*** Recorded data

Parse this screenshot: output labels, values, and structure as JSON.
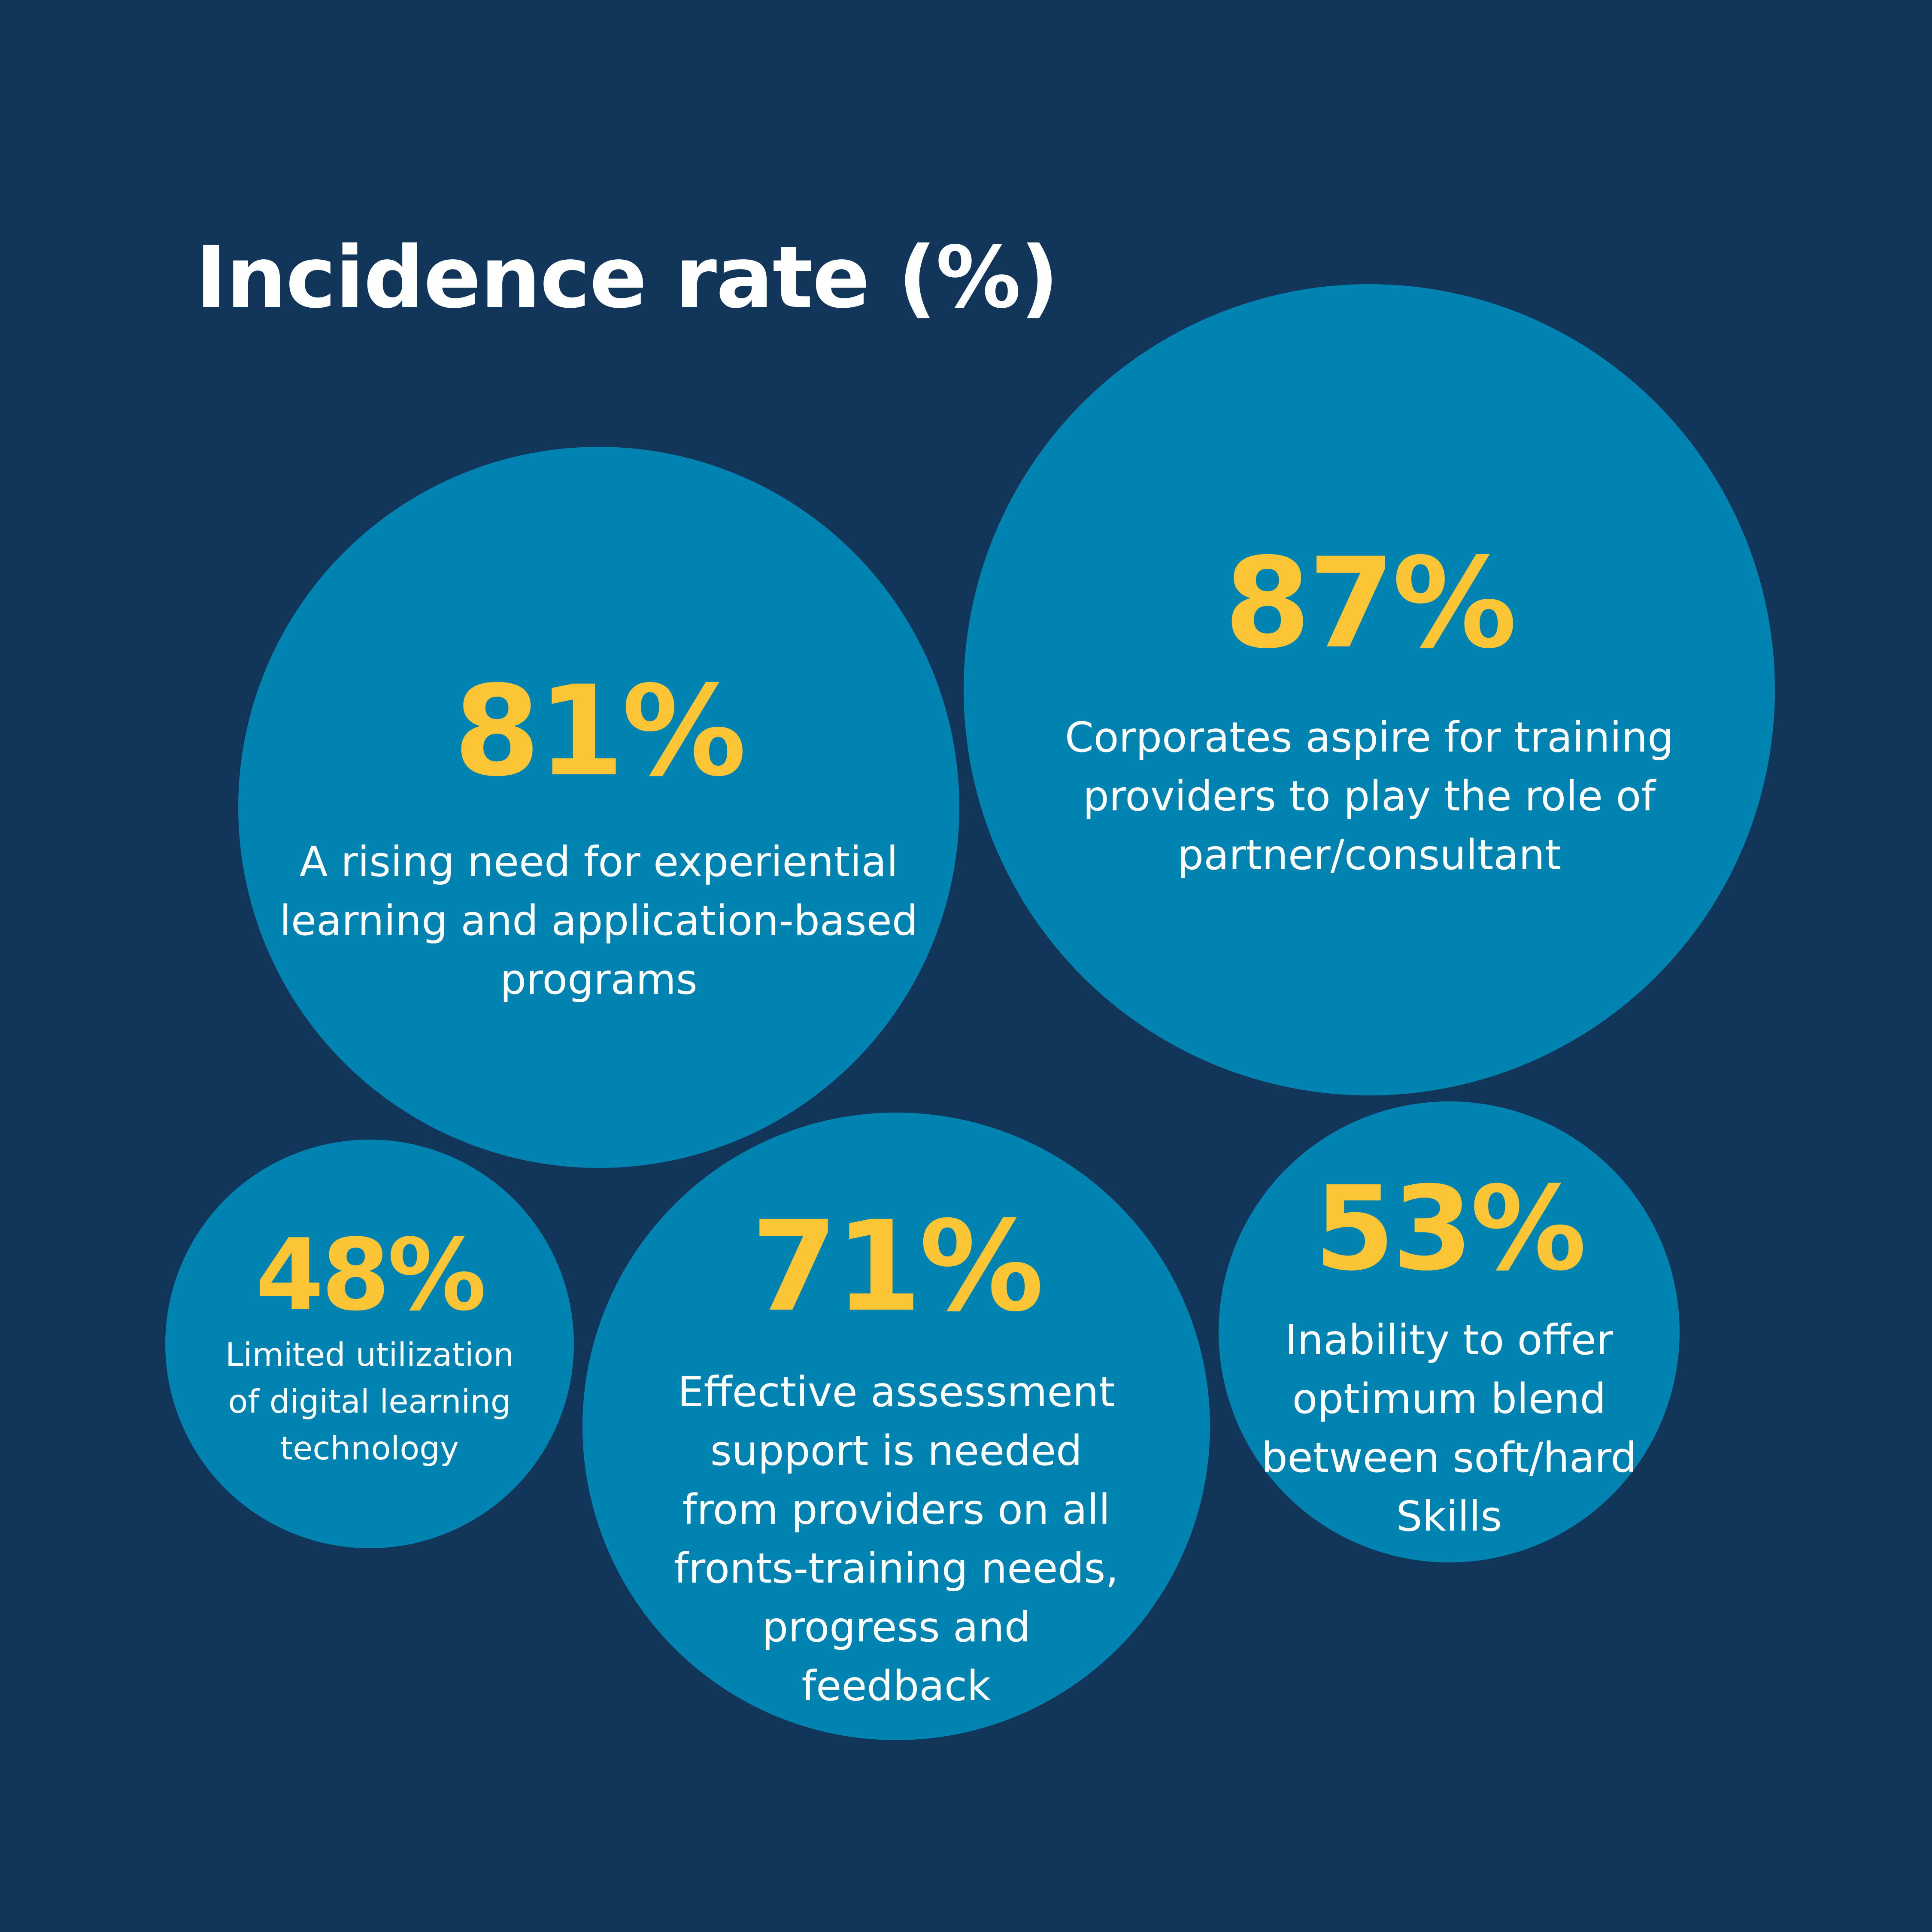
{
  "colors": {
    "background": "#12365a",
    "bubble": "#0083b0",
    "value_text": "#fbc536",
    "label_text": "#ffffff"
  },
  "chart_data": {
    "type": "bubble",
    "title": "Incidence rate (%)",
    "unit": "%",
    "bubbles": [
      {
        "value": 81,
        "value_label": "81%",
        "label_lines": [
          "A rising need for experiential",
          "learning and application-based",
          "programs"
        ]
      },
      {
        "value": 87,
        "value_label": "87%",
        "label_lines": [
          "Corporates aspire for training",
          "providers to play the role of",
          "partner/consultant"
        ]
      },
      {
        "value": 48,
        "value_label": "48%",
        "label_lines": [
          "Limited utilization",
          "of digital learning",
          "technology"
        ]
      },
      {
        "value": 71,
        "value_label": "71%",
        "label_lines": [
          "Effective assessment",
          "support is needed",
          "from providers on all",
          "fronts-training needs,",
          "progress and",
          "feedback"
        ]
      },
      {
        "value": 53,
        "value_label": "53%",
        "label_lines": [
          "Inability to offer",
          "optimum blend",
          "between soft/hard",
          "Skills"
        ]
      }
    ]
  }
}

******

-- Problem to work on --
Pick out the lines containing the string "training" and show them.

-- Complete output --
          "Corporates aspire for training",
          "fronts-training needs,",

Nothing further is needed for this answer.